Aim ▸ Report how many lines of the following entries include the string "transmitan"; respond with the number alone.

Recorded data
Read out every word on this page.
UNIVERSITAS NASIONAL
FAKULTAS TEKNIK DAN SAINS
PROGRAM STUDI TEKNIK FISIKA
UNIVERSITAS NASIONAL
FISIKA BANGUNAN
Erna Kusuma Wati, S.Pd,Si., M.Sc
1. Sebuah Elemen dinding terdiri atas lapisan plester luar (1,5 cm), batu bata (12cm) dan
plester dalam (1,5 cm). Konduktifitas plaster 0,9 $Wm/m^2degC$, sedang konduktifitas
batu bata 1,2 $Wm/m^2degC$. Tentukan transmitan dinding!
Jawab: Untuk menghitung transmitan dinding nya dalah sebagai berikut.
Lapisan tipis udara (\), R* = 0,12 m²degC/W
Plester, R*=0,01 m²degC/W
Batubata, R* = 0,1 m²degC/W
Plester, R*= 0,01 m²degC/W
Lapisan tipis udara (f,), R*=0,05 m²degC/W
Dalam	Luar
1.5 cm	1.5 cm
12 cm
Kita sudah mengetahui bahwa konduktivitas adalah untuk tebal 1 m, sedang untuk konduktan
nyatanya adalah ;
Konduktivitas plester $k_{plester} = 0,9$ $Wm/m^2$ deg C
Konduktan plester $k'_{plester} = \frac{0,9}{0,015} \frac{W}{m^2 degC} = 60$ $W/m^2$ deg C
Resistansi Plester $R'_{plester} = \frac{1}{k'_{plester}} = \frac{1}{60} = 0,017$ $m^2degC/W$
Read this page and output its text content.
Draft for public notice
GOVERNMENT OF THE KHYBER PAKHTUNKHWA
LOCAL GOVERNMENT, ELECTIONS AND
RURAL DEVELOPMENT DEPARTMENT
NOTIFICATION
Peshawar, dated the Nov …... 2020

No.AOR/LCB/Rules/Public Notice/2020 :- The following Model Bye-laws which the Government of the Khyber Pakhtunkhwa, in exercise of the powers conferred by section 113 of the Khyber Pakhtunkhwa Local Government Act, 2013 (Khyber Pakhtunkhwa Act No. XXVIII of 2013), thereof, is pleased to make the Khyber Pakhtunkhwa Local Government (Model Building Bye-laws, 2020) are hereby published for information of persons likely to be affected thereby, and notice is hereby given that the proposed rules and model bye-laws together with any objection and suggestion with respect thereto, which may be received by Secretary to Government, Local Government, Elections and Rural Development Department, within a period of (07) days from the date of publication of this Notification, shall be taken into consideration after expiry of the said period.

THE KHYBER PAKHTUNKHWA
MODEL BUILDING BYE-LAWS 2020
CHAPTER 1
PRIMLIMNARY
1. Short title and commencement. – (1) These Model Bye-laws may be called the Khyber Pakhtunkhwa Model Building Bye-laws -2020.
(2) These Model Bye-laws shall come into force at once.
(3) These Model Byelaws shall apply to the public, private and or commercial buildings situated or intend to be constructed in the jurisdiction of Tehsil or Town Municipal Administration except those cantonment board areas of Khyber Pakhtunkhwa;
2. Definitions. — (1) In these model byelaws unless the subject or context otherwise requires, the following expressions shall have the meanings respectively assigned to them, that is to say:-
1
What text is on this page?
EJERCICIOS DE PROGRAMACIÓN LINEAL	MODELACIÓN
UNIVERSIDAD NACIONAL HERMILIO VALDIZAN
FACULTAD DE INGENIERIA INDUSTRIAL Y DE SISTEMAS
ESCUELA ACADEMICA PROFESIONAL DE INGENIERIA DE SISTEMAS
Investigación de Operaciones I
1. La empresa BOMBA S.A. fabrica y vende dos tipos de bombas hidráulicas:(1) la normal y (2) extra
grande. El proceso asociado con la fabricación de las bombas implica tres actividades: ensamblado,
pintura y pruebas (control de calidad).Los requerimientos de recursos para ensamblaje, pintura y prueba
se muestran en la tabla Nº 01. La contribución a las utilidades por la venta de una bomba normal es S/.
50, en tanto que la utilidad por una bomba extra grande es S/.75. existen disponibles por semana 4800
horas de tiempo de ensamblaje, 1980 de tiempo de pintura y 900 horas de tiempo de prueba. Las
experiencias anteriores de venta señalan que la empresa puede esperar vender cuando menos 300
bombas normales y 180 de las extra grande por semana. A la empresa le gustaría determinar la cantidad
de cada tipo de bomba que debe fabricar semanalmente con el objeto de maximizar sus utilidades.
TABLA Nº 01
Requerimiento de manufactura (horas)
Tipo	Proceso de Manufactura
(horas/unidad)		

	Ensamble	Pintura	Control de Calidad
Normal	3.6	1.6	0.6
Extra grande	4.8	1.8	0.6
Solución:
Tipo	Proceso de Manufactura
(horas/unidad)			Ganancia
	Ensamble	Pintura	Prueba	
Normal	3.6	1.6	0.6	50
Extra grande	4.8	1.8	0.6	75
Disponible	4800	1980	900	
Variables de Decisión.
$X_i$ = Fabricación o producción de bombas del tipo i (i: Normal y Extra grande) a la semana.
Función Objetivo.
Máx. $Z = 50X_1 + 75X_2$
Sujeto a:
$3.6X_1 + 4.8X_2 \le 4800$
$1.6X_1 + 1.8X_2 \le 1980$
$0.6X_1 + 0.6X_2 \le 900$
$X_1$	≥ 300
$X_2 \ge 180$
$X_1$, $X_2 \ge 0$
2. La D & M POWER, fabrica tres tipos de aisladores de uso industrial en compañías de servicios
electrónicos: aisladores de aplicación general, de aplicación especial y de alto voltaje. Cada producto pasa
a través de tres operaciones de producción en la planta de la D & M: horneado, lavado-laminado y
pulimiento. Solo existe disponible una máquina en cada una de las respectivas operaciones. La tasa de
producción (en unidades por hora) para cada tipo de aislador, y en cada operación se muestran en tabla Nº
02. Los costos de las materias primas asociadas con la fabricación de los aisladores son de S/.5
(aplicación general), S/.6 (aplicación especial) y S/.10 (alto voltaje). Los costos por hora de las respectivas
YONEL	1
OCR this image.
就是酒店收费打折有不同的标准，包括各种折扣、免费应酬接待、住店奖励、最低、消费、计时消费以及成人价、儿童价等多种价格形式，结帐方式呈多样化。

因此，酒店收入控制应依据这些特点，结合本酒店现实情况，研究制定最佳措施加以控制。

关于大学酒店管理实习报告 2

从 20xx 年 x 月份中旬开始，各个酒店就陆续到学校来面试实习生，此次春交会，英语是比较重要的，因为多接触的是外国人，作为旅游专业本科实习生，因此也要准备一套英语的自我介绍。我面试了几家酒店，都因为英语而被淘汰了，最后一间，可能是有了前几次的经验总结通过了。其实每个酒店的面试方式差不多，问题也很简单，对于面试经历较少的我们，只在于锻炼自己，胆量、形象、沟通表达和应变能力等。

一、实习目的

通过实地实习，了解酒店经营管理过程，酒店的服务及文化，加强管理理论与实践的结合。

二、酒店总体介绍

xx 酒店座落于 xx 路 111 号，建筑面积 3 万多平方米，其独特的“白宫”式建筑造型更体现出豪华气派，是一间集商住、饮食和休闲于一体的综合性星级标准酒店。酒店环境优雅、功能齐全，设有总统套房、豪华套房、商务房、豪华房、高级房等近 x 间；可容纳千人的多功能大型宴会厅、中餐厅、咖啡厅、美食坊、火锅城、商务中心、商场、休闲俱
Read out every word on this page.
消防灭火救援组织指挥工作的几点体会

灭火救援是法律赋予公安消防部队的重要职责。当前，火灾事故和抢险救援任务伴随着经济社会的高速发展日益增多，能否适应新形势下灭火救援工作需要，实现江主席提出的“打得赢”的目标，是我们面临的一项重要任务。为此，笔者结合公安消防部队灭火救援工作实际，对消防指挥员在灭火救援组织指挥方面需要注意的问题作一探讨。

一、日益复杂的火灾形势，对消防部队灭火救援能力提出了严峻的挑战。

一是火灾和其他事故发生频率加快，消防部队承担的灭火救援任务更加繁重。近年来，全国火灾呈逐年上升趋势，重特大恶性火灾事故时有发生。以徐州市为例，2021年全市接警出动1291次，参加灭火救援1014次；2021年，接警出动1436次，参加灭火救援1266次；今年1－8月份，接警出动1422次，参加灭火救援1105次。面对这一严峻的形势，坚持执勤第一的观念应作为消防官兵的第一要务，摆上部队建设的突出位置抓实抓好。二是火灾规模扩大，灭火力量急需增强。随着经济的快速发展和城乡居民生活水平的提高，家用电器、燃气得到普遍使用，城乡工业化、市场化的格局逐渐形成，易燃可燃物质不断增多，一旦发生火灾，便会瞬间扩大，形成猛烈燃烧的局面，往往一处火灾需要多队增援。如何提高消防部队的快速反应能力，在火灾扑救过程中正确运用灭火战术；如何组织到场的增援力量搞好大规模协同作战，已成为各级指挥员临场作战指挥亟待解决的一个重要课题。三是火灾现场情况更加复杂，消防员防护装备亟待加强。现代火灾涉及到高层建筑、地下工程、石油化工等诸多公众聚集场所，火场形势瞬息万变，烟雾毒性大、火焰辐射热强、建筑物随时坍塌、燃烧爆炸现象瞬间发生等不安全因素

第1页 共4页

Task answer ▸ 2